[Task prompt]: Gather up all lines that carry the word "time".

[Data provided]:
################
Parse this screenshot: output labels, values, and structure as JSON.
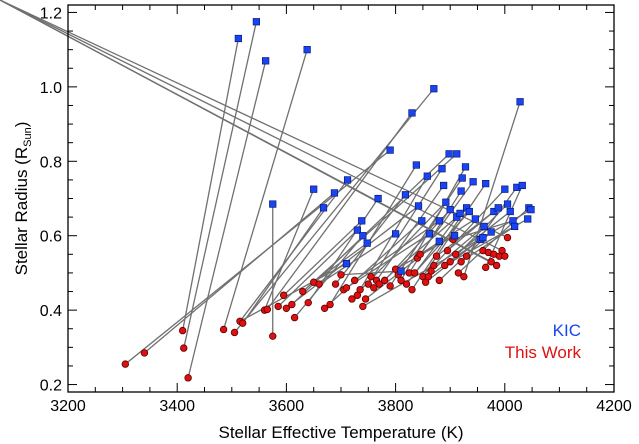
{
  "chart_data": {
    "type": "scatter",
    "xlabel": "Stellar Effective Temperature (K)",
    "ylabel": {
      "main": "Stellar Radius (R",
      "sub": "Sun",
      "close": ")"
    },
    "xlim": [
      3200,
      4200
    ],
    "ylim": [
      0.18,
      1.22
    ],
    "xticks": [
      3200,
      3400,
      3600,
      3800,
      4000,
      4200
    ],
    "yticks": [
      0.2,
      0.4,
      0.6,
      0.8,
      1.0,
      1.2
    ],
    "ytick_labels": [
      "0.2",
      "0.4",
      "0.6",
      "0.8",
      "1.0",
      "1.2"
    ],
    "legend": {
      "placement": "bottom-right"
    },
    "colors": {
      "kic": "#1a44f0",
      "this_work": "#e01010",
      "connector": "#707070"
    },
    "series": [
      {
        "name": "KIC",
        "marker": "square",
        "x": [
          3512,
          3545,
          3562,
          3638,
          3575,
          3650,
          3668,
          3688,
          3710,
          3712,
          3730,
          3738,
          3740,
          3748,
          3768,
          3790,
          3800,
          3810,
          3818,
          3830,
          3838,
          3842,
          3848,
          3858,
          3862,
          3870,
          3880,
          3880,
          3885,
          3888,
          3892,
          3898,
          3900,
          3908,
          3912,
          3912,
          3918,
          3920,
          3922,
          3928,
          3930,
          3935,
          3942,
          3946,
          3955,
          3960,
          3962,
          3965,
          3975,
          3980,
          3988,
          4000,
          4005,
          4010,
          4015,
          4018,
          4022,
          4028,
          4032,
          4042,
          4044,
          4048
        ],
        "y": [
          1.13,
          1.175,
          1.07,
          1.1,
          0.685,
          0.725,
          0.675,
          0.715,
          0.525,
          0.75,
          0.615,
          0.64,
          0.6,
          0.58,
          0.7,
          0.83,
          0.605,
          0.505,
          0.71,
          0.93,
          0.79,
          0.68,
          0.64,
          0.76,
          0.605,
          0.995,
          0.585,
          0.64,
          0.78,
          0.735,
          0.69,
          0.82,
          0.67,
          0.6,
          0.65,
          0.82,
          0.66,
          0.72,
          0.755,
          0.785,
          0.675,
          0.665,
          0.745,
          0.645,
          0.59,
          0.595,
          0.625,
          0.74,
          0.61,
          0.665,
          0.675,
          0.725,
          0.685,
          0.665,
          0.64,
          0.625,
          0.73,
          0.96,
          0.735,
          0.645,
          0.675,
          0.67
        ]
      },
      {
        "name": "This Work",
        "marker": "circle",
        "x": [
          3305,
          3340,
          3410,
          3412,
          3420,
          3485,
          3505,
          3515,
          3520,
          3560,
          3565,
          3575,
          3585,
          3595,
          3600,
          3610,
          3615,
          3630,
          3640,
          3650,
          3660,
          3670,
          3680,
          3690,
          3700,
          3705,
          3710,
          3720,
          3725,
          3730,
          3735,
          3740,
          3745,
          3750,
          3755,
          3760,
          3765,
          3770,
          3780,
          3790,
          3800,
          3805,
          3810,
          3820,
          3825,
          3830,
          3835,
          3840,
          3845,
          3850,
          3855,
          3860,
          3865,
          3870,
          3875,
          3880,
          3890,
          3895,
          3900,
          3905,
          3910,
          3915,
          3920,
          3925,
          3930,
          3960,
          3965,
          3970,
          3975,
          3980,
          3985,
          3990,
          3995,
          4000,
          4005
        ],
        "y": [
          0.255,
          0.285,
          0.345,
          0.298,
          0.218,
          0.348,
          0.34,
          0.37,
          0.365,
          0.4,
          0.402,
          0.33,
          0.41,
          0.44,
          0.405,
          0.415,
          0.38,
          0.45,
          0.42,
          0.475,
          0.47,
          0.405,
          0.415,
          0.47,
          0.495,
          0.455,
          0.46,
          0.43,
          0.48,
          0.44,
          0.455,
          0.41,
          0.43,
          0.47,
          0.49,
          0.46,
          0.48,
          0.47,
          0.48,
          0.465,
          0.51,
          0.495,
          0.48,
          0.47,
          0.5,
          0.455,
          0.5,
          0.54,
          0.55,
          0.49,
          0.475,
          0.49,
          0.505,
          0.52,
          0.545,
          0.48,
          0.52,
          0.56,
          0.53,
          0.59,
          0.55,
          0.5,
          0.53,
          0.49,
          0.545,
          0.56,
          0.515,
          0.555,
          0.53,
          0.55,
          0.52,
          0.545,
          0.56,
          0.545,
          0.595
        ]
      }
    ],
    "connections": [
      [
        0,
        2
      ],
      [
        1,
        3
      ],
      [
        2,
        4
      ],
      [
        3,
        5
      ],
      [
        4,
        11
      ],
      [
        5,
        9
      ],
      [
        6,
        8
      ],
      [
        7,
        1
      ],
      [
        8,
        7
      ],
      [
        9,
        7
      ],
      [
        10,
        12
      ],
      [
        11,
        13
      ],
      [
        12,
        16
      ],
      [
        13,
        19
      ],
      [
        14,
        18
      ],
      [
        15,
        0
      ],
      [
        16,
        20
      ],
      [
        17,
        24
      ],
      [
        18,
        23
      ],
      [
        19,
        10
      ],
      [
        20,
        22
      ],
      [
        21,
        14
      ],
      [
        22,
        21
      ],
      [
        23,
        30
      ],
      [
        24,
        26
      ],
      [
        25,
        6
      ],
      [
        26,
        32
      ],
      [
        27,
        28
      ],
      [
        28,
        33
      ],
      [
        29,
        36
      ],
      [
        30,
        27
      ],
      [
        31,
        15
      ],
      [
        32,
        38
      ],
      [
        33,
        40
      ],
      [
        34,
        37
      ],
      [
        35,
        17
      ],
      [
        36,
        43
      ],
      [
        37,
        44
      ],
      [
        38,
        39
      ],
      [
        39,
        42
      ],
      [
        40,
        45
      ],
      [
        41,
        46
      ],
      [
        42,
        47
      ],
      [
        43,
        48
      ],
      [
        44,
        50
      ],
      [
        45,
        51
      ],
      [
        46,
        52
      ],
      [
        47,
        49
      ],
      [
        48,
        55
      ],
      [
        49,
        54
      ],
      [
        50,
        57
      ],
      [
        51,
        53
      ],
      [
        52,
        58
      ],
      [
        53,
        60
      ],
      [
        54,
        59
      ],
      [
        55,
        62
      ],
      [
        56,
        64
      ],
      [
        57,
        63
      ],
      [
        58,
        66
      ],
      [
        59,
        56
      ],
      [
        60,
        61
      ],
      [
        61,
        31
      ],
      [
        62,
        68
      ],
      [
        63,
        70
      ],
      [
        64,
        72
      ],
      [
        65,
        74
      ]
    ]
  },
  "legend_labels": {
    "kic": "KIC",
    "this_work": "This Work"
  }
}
################
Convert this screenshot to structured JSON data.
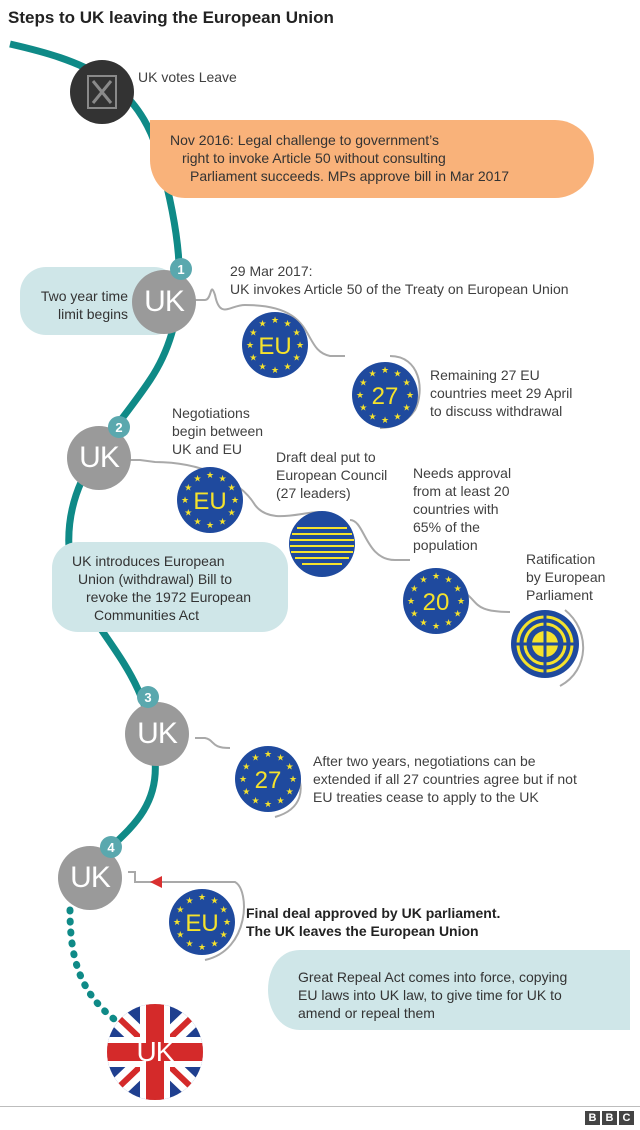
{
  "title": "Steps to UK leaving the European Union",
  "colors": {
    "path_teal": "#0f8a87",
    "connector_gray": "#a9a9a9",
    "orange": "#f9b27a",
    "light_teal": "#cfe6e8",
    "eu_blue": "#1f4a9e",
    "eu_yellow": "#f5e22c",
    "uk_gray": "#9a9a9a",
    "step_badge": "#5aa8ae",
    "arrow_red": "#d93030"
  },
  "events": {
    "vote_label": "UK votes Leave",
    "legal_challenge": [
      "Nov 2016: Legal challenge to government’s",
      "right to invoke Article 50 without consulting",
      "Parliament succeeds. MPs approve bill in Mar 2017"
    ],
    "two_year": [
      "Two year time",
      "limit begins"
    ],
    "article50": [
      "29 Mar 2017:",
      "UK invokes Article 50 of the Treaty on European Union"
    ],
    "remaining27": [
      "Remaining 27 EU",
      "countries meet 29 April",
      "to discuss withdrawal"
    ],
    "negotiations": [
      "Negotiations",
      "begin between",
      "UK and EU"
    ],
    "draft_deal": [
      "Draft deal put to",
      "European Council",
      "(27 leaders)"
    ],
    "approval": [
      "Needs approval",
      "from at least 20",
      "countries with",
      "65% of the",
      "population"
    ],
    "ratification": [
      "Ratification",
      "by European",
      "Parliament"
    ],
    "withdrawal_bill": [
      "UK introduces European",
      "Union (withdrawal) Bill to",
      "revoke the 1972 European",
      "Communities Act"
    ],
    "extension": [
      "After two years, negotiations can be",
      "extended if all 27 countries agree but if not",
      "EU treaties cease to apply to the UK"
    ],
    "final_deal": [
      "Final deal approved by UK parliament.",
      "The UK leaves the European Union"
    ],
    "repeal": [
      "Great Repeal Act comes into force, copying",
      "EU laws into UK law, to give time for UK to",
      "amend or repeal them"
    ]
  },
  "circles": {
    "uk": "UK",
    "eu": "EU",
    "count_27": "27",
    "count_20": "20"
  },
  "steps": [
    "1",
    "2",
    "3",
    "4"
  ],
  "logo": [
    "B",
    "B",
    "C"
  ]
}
################
[Answer to the problem]:
      "Two year time",
      "EU laws into UK law, to give time for UK to",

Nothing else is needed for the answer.